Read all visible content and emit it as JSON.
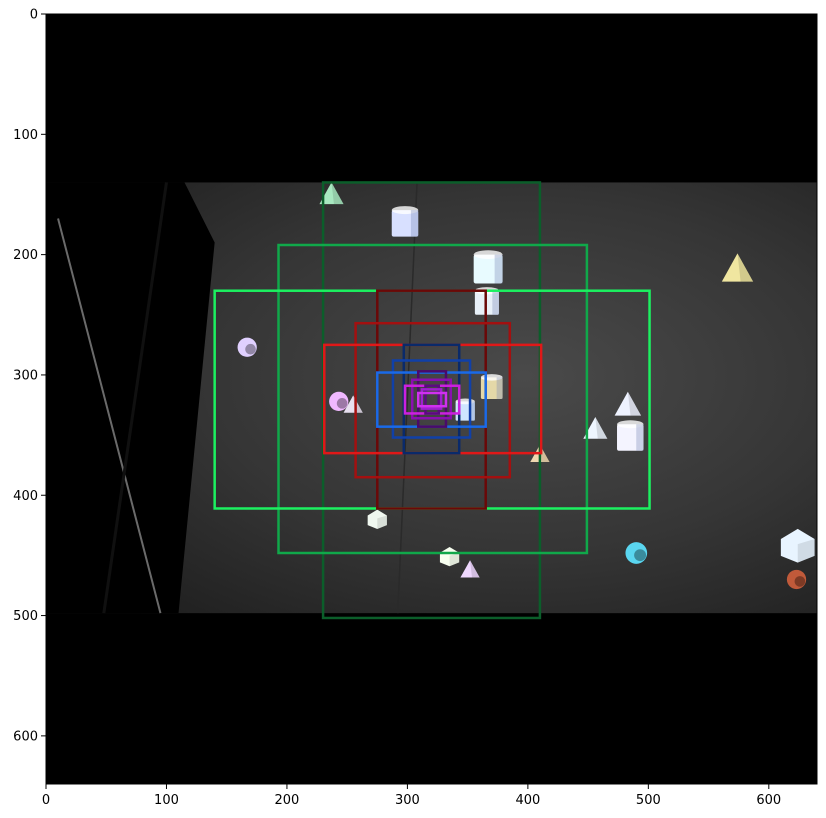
{
  "chart_data": {
    "type": "image",
    "title": "",
    "xlabel": "",
    "ylabel": "",
    "xlim": [
      0,
      640
    ],
    "ylim": [
      640,
      0
    ],
    "grid": false,
    "x_ticks": [
      "0",
      "100",
      "200",
      "300",
      "400",
      "500",
      "600"
    ],
    "y_ticks": [
      "0",
      "100",
      "200",
      "300",
      "400",
      "500",
      "600"
    ],
    "image": {
      "background": "#000000",
      "photo_region": {
        "x": [
          0,
          640
        ],
        "y": [
          140,
          498
        ]
      }
    },
    "anchor_boxes": [
      {
        "color": "#0b5e2a",
        "x0": 230,
        "y0": 140,
        "x1": 410,
        "y1": 502
      },
      {
        "color": "#10a84a",
        "x0": 193,
        "y0": 192,
        "x1": 449,
        "y1": 448
      },
      {
        "color": "#1cf060",
        "x0": 140,
        "y0": 230,
        "x1": 501,
        "y1": 411
      },
      {
        "color": "#6a0808",
        "x0": 275,
        "y0": 230,
        "x1": 365,
        "y1": 411
      },
      {
        "color": "#a31010",
        "x0": 257,
        "y0": 257,
        "x1": 385,
        "y1": 385
      },
      {
        "color": "#e01818",
        "x0": 231,
        "y0": 275,
        "x1": 411,
        "y1": 365
      },
      {
        "color": "#0a2a6a",
        "x0": 297,
        "y0": 275,
        "x1": 343,
        "y1": 365
      },
      {
        "color": "#1040a8",
        "x0": 288,
        "y0": 288,
        "x1": 352,
        "y1": 352
      },
      {
        "color": "#1a6ae8",
        "x0": 275,
        "y0": 298,
        "x1": 365,
        "y1": 343
      },
      {
        "color": "#4a0a6a",
        "x0": 309,
        "y0": 297,
        "x1": 332,
        "y1": 343
      },
      {
        "color": "#8a10b0",
        "x0": 304,
        "y0": 304,
        "x1": 336,
        "y1": 336
      },
      {
        "color": "#cc20e0",
        "x0": 298,
        "y0": 309,
        "x1": 343,
        "y1": 332
      },
      {
        "color": "#5a0a80",
        "x0": 315,
        "y0": 309,
        "x1": 326,
        "y1": 332
      },
      {
        "color": "#a020d0",
        "x0": 312,
        "y0": 312,
        "x1": 328,
        "y1": 328
      },
      {
        "color": "#d030f0",
        "x0": 309,
        "y0": 315,
        "x1": 332,
        "y1": 326
      }
    ],
    "objects": [
      {
        "shape": "cone",
        "x": 237,
        "y": 150,
        "s": 10,
        "color": "#a8e8c0"
      },
      {
        "shape": "cylinder",
        "x": 298,
        "y": 174,
        "s": 11,
        "color": "#d8e0ff"
      },
      {
        "shape": "cylinder",
        "x": 367,
        "y": 212,
        "s": 12,
        "color": "#e8fbff"
      },
      {
        "shape": "cylinder",
        "x": 366,
        "y": 240,
        "s": 10,
        "color": "#e8f0f8"
      },
      {
        "shape": "cone",
        "x": 574,
        "y": 212,
        "s": 13,
        "color": "#f0e6a0"
      },
      {
        "shape": "sphere",
        "x": 167,
        "y": 277,
        "s": 8,
        "color": "#e0d0ff"
      },
      {
        "shape": "sphere",
        "x": 243,
        "y": 322,
        "s": 8,
        "color": "#f0b8ff"
      },
      {
        "shape": "cone",
        "x": 255,
        "y": 325,
        "s": 8,
        "color": "#e8e0f0"
      },
      {
        "shape": "cone",
        "x": 483,
        "y": 325,
        "s": 11,
        "color": "#eef2ff"
      },
      {
        "shape": "cone",
        "x": 456,
        "y": 345,
        "s": 10,
        "color": "#eef6ff"
      },
      {
        "shape": "cylinder",
        "x": 485,
        "y": 352,
        "s": 11,
        "color": "#f4f4ff"
      },
      {
        "shape": "cone",
        "x": 410,
        "y": 366,
        "s": 8,
        "color": "#f0d8b0"
      },
      {
        "shape": "cube",
        "x": 275,
        "y": 420,
        "s": 8,
        "color": "#f0f8f0"
      },
      {
        "shape": "sphere",
        "x": 490,
        "y": 448,
        "s": 9,
        "color": "#5ad6f0"
      },
      {
        "shape": "cube",
        "x": 624,
        "y": 442,
        "s": 14,
        "color": "#e8f4ff"
      },
      {
        "shape": "cube",
        "x": 335,
        "y": 451,
        "s": 8,
        "color": "#f8fff0"
      },
      {
        "shape": "cone",
        "x": 352,
        "y": 462,
        "s": 8,
        "color": "#f0d8ff"
      },
      {
        "shape": "sphere",
        "x": 623,
        "y": 470,
        "s": 8,
        "color": "#c05a3a"
      },
      {
        "shape": "cylinder",
        "x": 348,
        "y": 330,
        "s": 8,
        "color": "#cfe6ff"
      },
      {
        "shape": "cylinder",
        "x": 370,
        "y": 311,
        "s": 9,
        "color": "#e4d8a8"
      }
    ]
  }
}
* * * * * * *
WHAT IS EXPECTED: Retype the data above exactly; pictures are not part of the copy.

OUTPUT OF THE EXERCISE:
Read all visible content and emit it as JSON.
{
  "chart_data": {
    "type": "image",
    "title": "",
    "xlabel": "",
    "ylabel": "",
    "xlim": [
      0,
      640
    ],
    "ylim": [
      640,
      0
    ],
    "grid": false,
    "x_ticks": [
      "0",
      "100",
      "200",
      "300",
      "400",
      "500",
      "600"
    ],
    "y_ticks": [
      "0",
      "100",
      "200",
      "300",
      "400",
      "500",
      "600"
    ],
    "image": {
      "background": "#000000",
      "photo_region": {
        "x": [
          0,
          640
        ],
        "y": [
          140,
          498
        ]
      }
    },
    "anchor_boxes": [
      {
        "color": "#0b5e2a",
        "x0": 230,
        "y0": 140,
        "x1": 410,
        "y1": 502
      },
      {
        "color": "#10a84a",
        "x0": 193,
        "y0": 192,
        "x1": 449,
        "y1": 448
      },
      {
        "color": "#1cf060",
        "x0": 140,
        "y0": 230,
        "x1": 501,
        "y1": 411
      },
      {
        "color": "#6a0808",
        "x0": 275,
        "y0": 230,
        "x1": 365,
        "y1": 411
      },
      {
        "color": "#a31010",
        "x0": 257,
        "y0": 257,
        "x1": 385,
        "y1": 385
      },
      {
        "color": "#e01818",
        "x0": 231,
        "y0": 275,
        "x1": 411,
        "y1": 365
      },
      {
        "color": "#0a2a6a",
        "x0": 297,
        "y0": 275,
        "x1": 343,
        "y1": 365
      },
      {
        "color": "#1040a8",
        "x0": 288,
        "y0": 288,
        "x1": 352,
        "y1": 352
      },
      {
        "color": "#1a6ae8",
        "x0": 275,
        "y0": 298,
        "x1": 365,
        "y1": 343
      },
      {
        "color": "#4a0a6a",
        "x0": 309,
        "y0": 297,
        "x1": 332,
        "y1": 343
      },
      {
        "color": "#8a10b0",
        "x0": 304,
        "y0": 304,
        "x1": 336,
        "y1": 336
      },
      {
        "color": "#cc20e0",
        "x0": 298,
        "y0": 309,
        "x1": 343,
        "y1": 332
      },
      {
        "color": "#5a0a80",
        "x0": 315,
        "y0": 309,
        "x1": 326,
        "y1": 332
      },
      {
        "color": "#a020d0",
        "x0": 312,
        "y0": 312,
        "x1": 328,
        "y1": 328
      },
      {
        "color": "#d030f0",
        "x0": 309,
        "y0": 315,
        "x1": 332,
        "y1": 326
      }
    ],
    "objects": [
      {
        "shape": "cone",
        "x": 237,
        "y": 150,
        "s": 10,
        "color": "#a8e8c0"
      },
      {
        "shape": "cylinder",
        "x": 298,
        "y": 174,
        "s": 11,
        "color": "#d8e0ff"
      },
      {
        "shape": "cylinder",
        "x": 367,
        "y": 212,
        "s": 12,
        "color": "#e8fbff"
      },
      {
        "shape": "cylinder",
        "x": 366,
        "y": 240,
        "s": 10,
        "color": "#e8f0f8"
      },
      {
        "shape": "cone",
        "x": 574,
        "y": 212,
        "s": 13,
        "color": "#f0e6a0"
      },
      {
        "shape": "sphere",
        "x": 167,
        "y": 277,
        "s": 8,
        "color": "#e0d0ff"
      },
      {
        "shape": "sphere",
        "x": 243,
        "y": 322,
        "s": 8,
        "color": "#f0b8ff"
      },
      {
        "shape": "cone",
        "x": 255,
        "y": 325,
        "s": 8,
        "color": "#e8e0f0"
      },
      {
        "shape": "cone",
        "x": 483,
        "y": 325,
        "s": 11,
        "color": "#eef2ff"
      },
      {
        "shape": "cone",
        "x": 456,
        "y": 345,
        "s": 10,
        "color": "#eef6ff"
      },
      {
        "shape": "cylinder",
        "x": 485,
        "y": 352,
        "s": 11,
        "color": "#f4f4ff"
      },
      {
        "shape": "cone",
        "x": 410,
        "y": 366,
        "s": 8,
        "color": "#f0d8b0"
      },
      {
        "shape": "cube",
        "x": 275,
        "y": 420,
        "s": 8,
        "color": "#f0f8f0"
      },
      {
        "shape": "sphere",
        "x": 490,
        "y": 448,
        "s": 9,
        "color": "#5ad6f0"
      },
      {
        "shape": "cube",
        "x": 624,
        "y": 442,
        "s": 14,
        "color": "#e8f4ff"
      },
      {
        "shape": "cube",
        "x": 335,
        "y": 451,
        "s": 8,
        "color": "#f8fff0"
      },
      {
        "shape": "cone",
        "x": 352,
        "y": 462,
        "s": 8,
        "color": "#f0d8ff"
      },
      {
        "shape": "sphere",
        "x": 623,
        "y": 470,
        "s": 8,
        "color": "#c05a3a"
      },
      {
        "shape": "cylinder",
        "x": 348,
        "y": 330,
        "s": 8,
        "color": "#cfe6ff"
      },
      {
        "shape": "cylinder",
        "x": 370,
        "y": 311,
        "s": 9,
        "color": "#e4d8a8"
      }
    ]
  }
}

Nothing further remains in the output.